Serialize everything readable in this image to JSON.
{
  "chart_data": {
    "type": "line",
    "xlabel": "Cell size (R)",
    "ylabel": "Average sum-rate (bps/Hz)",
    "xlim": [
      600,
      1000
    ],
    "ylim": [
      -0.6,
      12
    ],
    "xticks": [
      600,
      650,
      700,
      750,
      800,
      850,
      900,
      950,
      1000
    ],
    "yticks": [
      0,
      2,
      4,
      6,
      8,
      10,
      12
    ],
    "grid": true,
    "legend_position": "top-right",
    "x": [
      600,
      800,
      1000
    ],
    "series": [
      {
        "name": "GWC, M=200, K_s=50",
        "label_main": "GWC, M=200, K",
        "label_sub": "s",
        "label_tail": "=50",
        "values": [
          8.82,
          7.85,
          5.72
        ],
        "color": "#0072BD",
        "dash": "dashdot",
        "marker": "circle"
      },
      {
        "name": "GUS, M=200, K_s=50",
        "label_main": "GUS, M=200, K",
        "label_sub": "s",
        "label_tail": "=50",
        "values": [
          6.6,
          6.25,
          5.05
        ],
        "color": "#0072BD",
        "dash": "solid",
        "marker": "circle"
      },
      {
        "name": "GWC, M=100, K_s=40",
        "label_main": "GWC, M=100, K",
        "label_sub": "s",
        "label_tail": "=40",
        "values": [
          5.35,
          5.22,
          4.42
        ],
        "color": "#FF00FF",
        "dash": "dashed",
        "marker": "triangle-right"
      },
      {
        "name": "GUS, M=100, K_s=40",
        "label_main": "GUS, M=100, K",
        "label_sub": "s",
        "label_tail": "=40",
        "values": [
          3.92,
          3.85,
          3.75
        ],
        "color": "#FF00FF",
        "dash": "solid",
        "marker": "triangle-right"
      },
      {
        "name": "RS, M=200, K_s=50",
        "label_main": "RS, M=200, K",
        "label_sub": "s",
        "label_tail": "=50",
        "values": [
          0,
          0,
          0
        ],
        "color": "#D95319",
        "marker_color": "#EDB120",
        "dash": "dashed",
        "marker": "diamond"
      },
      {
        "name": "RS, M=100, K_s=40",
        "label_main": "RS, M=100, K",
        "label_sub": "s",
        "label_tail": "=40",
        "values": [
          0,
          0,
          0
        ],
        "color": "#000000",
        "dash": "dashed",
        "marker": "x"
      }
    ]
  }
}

Task
Copy out every line with the word "name".

Answer for this exercise
        "name": "GWC, M=200, K_s=50",
        "name": "GUS, M=200, K_s=50",
        "name": "GWC, M=100, K_s=40",
        "name": "GUS, M=100, K_s=40",
        "name": "RS, M=200, K_s=50",
        "name": "RS, M=100, K_s=40",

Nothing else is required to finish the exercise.